=== Problem ===
Search the listing below for the string "object" and copy every line where it occurs.

=== Entries provided ===
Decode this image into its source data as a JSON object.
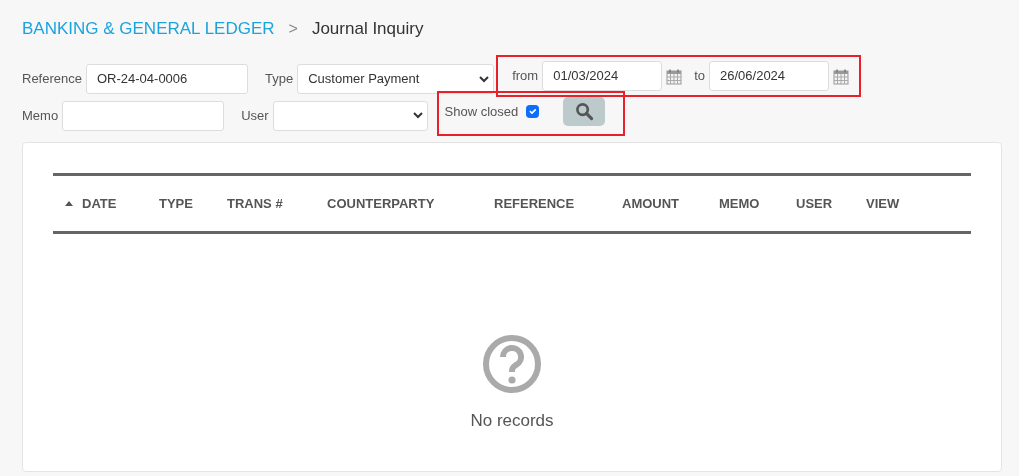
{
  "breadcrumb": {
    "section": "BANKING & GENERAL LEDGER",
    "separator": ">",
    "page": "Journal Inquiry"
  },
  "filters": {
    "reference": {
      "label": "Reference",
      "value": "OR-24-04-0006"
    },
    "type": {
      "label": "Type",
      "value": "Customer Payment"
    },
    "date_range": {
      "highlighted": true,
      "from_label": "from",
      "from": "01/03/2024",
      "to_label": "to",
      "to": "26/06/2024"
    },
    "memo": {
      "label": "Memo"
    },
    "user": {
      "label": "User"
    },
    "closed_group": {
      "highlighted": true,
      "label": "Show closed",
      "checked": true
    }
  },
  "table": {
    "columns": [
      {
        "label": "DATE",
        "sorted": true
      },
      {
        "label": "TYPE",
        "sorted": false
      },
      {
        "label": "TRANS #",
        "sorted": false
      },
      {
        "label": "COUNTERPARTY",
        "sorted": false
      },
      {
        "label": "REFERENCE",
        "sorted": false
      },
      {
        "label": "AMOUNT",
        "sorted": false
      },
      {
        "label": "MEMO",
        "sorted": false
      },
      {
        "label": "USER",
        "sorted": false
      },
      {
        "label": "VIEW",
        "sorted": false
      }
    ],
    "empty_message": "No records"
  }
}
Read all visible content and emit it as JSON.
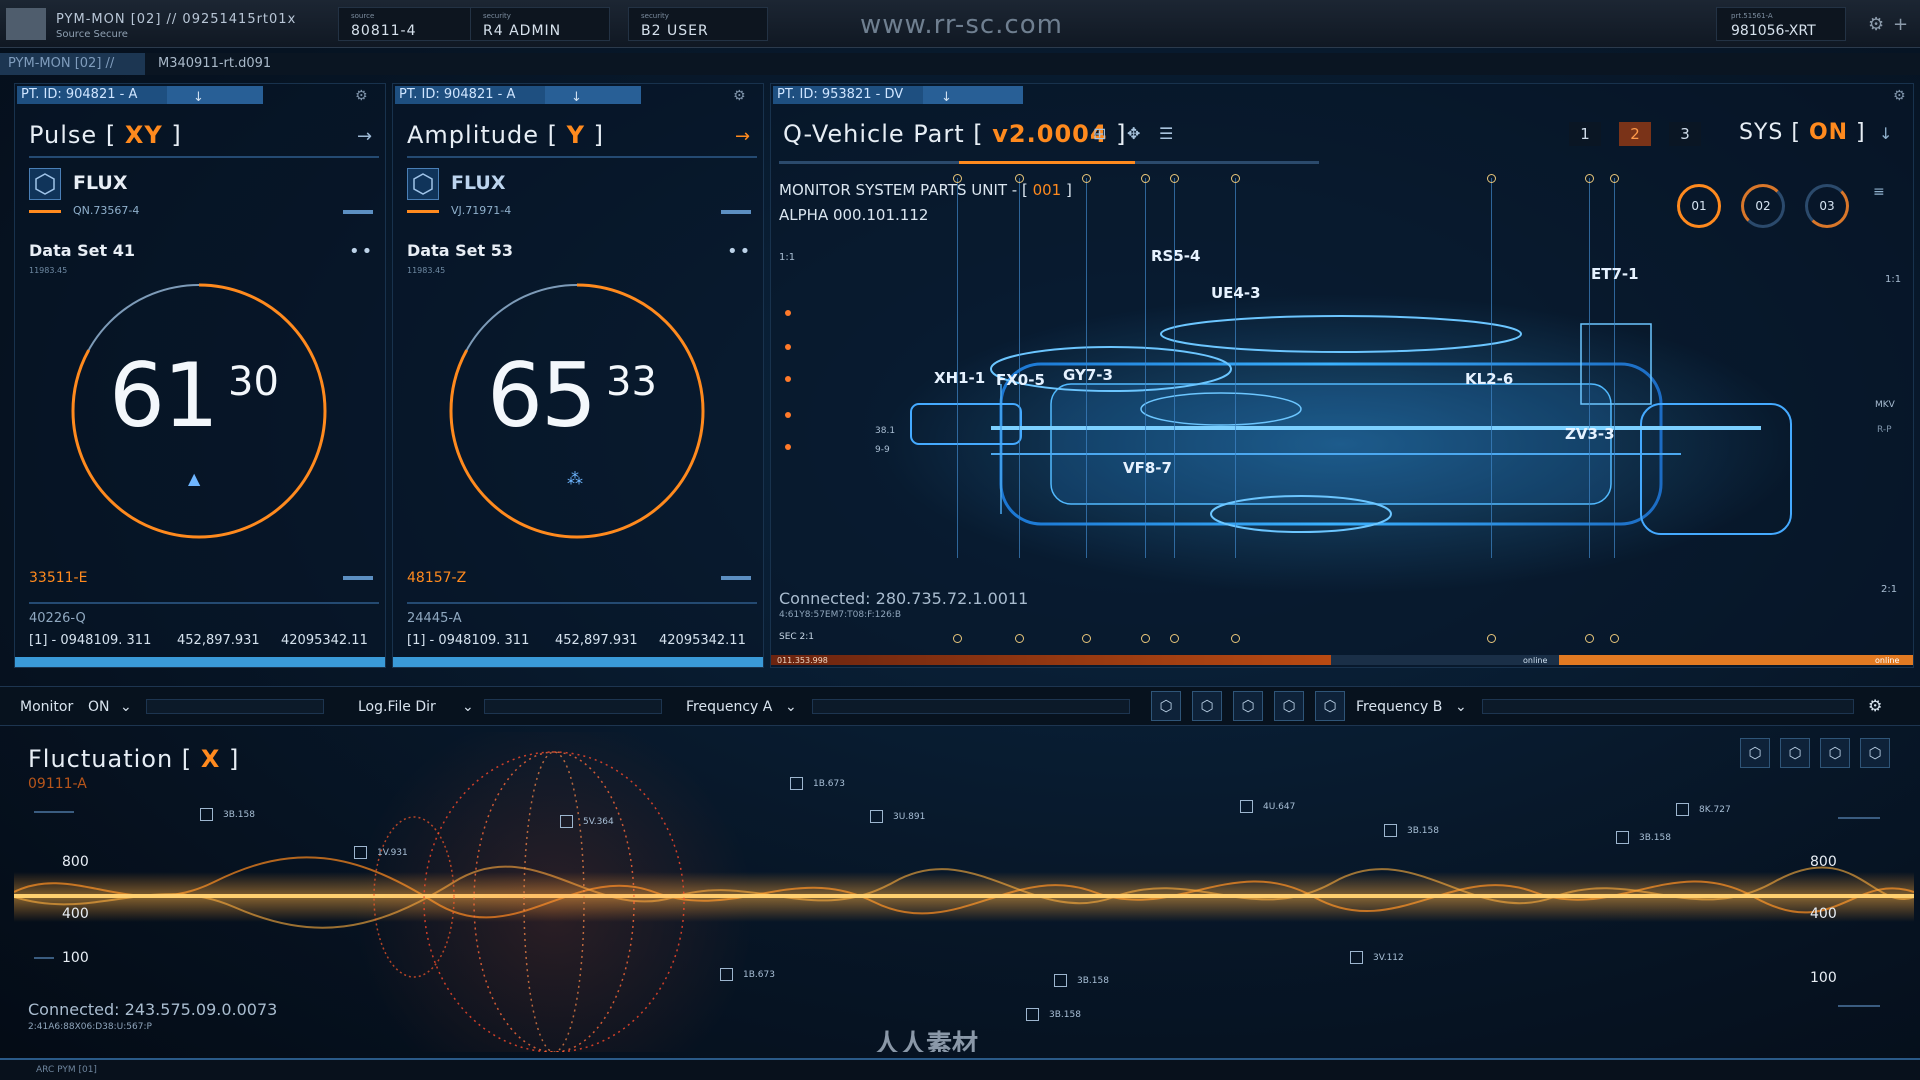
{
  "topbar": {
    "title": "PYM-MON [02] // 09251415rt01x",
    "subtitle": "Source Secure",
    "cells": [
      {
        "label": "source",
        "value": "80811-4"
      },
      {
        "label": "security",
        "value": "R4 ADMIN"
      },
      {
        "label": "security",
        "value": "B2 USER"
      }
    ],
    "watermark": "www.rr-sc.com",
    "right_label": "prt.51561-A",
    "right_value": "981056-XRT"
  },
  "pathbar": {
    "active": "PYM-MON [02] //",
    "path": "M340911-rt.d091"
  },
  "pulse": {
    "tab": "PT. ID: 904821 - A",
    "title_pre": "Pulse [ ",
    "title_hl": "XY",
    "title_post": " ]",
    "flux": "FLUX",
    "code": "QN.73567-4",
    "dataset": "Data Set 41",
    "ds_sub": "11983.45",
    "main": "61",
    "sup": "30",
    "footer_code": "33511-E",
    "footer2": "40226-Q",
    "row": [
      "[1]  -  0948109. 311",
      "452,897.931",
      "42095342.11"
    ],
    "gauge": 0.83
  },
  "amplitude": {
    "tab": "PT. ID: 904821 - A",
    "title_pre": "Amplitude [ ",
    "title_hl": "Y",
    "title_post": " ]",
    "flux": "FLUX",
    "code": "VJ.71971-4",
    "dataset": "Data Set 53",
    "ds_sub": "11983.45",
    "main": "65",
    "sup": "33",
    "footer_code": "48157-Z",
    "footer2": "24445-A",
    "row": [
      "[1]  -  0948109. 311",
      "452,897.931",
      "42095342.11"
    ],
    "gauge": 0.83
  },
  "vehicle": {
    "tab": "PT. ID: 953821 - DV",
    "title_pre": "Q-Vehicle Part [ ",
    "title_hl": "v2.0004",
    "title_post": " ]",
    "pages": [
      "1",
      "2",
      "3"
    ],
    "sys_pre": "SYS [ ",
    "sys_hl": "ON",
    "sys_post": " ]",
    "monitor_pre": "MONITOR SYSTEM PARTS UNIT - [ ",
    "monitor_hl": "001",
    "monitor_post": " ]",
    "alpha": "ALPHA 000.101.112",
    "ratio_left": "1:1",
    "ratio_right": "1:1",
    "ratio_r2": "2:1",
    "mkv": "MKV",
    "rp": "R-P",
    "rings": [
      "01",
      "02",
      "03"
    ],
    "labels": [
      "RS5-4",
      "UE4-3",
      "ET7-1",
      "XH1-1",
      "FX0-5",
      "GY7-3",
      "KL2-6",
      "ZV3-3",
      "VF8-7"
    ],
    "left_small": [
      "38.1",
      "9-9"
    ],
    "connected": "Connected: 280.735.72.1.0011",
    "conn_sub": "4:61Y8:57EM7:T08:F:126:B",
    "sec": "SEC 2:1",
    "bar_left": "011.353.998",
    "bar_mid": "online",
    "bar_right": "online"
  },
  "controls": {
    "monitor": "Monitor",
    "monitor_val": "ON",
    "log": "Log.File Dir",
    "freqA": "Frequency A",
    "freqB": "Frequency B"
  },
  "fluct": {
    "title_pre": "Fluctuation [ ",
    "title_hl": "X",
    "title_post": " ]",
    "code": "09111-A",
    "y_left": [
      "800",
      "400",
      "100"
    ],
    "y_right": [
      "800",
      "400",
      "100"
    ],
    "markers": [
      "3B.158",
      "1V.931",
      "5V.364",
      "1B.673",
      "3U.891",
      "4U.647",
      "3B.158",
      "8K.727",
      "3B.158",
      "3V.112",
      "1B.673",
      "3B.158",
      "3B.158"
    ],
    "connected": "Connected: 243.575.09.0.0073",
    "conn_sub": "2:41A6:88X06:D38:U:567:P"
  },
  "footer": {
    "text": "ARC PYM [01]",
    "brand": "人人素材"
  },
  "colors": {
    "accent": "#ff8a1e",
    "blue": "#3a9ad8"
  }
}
---
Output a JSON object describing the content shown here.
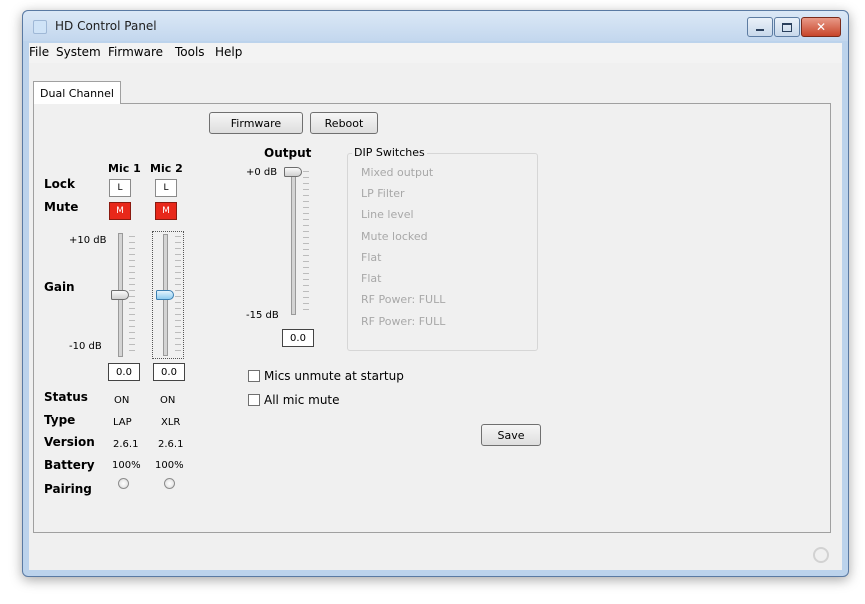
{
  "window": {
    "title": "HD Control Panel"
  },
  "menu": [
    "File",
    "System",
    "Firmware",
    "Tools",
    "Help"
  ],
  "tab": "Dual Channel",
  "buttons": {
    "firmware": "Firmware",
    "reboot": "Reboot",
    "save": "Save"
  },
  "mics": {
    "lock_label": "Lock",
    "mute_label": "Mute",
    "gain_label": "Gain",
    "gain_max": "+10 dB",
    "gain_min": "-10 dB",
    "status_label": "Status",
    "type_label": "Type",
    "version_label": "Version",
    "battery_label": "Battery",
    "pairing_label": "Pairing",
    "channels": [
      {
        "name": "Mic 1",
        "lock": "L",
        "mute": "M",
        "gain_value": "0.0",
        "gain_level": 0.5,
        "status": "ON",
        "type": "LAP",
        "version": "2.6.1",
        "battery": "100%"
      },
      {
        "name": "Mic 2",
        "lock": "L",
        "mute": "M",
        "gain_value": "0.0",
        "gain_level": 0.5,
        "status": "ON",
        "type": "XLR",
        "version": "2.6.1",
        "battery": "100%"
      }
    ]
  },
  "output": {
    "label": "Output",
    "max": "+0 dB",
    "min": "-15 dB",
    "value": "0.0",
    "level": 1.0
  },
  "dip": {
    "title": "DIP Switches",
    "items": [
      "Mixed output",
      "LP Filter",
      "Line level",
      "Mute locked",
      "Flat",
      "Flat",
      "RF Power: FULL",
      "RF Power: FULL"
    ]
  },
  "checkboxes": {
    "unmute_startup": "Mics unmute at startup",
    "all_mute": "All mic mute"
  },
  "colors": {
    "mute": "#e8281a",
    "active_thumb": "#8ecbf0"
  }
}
--
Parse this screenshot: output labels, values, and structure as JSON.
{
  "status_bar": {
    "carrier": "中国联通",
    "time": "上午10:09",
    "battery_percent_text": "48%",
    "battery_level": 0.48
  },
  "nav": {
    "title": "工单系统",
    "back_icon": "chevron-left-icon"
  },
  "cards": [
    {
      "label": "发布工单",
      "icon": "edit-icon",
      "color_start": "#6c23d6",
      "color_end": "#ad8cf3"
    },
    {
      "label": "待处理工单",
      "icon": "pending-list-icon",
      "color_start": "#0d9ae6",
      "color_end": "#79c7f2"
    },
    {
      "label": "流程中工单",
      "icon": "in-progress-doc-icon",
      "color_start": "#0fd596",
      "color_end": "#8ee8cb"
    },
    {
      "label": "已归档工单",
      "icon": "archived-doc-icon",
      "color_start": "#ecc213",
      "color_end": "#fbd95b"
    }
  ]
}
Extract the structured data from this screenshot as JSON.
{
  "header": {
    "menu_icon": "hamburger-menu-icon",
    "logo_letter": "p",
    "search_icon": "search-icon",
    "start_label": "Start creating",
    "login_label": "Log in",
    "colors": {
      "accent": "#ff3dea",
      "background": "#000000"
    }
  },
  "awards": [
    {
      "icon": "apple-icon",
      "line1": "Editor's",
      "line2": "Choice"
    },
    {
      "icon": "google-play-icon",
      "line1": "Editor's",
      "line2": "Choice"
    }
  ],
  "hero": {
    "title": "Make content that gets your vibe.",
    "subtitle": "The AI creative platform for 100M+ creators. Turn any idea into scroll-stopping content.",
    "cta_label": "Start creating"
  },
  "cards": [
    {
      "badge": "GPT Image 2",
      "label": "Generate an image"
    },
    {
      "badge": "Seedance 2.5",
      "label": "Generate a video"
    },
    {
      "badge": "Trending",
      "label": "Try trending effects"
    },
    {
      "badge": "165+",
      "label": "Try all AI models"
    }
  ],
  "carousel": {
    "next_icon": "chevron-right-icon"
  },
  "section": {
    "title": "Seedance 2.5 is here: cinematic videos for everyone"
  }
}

=== The answer ===
Decode this image into its source data as a JSON object.
Output a JSON object describing the content shown here.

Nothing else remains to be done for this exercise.